◆ **Exercise details**
Copy every line from the data below in which the string "JSON" can be found.

▬▬▬▬▬▬▬▬▬▬

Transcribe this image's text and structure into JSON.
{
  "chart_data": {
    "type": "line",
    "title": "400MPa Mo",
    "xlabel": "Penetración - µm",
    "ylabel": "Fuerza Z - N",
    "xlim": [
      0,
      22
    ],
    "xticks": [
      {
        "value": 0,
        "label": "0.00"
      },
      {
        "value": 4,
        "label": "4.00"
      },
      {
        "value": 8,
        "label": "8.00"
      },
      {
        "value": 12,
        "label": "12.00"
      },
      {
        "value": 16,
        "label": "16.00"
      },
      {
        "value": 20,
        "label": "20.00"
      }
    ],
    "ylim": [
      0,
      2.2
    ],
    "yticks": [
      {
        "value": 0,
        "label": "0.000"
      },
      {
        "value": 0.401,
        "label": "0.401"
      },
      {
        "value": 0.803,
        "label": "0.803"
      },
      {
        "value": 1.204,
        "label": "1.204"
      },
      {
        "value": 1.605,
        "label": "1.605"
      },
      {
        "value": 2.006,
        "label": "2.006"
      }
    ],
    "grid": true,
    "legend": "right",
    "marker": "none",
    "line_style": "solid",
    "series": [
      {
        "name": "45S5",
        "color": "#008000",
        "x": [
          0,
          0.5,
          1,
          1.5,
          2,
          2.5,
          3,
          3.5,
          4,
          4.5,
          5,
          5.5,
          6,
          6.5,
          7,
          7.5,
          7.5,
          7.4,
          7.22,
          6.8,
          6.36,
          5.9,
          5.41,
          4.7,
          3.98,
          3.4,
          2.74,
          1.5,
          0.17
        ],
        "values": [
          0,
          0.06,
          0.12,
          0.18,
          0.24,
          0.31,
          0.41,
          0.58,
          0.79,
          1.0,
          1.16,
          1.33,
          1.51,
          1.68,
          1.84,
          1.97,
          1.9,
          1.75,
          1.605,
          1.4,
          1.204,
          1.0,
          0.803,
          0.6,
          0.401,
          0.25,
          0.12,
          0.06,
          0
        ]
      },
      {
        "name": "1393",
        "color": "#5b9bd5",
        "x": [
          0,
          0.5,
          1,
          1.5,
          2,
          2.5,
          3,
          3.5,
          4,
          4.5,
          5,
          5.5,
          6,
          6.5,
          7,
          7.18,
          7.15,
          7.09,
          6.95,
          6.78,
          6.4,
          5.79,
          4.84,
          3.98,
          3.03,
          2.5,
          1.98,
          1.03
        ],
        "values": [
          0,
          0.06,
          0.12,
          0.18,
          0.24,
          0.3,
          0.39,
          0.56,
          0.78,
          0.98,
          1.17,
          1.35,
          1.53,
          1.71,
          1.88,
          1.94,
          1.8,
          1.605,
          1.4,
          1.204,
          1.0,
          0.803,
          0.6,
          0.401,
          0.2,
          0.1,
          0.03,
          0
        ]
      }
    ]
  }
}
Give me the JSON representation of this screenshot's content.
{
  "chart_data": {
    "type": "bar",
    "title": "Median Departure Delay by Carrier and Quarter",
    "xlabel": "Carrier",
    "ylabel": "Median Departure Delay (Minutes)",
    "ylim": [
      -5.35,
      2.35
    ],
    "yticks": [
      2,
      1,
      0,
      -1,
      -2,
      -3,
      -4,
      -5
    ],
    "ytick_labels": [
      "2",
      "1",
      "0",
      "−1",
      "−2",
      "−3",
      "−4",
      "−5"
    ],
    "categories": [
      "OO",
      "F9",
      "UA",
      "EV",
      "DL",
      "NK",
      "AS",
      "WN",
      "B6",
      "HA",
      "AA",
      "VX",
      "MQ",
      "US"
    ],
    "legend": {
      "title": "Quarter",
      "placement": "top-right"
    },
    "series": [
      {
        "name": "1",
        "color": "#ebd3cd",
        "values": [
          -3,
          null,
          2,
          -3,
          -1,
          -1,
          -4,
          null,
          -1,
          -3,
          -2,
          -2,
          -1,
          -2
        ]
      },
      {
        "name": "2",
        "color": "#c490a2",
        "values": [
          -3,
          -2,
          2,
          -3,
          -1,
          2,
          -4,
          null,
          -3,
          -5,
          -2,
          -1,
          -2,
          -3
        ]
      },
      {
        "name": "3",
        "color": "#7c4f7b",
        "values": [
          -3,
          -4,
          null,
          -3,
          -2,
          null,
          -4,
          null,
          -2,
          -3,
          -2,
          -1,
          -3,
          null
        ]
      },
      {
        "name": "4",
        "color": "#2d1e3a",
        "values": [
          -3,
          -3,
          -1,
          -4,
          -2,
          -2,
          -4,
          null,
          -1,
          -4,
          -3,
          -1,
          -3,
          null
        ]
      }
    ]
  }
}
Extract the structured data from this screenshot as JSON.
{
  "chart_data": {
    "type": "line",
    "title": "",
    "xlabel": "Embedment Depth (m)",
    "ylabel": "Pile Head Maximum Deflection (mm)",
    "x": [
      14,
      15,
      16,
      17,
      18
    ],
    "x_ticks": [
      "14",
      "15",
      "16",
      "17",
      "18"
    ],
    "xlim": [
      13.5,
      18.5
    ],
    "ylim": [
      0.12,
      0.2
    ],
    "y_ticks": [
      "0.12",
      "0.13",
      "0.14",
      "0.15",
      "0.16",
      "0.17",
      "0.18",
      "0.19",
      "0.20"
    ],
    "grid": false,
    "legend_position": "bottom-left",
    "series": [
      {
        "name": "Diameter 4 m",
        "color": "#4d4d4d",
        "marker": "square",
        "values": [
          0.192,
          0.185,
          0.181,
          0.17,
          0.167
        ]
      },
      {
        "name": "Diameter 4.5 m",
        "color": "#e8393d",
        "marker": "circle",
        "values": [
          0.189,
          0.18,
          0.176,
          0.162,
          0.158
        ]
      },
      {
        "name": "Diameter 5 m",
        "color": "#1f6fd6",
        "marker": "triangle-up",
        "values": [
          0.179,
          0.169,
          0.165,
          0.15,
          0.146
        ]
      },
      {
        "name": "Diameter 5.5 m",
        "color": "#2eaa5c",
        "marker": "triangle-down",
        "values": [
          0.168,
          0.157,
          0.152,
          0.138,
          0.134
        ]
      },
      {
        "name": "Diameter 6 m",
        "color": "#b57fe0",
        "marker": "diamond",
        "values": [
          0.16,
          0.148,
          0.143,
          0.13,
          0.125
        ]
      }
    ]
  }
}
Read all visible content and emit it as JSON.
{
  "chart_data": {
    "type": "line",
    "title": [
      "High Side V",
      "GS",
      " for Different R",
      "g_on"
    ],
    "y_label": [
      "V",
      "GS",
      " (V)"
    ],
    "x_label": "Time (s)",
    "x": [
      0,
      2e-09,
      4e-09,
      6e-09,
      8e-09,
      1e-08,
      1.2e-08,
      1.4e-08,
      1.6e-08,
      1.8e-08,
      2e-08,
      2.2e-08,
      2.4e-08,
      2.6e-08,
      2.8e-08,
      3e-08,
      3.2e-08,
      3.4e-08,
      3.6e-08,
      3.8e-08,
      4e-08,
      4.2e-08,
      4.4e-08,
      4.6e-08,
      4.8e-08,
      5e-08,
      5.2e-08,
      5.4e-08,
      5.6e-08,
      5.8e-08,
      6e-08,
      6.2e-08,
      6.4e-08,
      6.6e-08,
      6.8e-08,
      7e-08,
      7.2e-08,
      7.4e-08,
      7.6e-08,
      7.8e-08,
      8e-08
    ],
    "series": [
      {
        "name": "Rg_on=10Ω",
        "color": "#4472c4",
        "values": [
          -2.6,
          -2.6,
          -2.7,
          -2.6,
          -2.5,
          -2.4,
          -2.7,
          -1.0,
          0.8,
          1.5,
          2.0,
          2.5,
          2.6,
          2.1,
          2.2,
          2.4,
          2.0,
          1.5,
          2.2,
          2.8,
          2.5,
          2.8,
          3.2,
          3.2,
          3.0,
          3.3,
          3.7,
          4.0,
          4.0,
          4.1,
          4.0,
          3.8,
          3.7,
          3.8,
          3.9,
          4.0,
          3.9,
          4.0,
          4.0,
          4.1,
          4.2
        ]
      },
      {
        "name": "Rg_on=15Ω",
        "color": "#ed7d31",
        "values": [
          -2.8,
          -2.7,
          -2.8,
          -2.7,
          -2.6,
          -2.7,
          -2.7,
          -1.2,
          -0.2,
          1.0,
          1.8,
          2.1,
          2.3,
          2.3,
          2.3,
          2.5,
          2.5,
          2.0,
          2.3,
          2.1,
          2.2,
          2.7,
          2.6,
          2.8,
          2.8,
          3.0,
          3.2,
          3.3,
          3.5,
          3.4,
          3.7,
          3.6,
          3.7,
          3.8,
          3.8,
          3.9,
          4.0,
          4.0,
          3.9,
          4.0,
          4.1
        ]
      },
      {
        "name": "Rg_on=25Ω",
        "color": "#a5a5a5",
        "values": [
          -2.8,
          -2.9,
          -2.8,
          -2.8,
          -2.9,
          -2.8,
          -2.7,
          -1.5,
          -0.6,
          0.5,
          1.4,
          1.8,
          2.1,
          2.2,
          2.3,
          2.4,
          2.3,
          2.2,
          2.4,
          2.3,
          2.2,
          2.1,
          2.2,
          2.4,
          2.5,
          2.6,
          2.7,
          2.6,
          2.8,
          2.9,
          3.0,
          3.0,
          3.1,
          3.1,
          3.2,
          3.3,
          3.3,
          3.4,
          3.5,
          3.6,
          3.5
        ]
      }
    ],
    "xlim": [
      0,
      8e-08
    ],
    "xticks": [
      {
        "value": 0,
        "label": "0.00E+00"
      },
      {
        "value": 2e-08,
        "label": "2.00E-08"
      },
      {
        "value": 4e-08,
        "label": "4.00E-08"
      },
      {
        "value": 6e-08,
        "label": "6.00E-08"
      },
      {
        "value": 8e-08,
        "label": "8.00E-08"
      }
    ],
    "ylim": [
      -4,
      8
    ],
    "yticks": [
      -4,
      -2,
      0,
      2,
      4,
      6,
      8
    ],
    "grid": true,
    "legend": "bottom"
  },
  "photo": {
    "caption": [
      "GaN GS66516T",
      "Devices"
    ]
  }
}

▬▬▬▬▬▬▬▬▬▬

◆ **The response**
Transcribe this image's text and structure into JSON.
Give me the JSON representation of this screenshot's content.
Extract the structured data from this screenshot as JSON.
Read all visible content and emit it as JSON.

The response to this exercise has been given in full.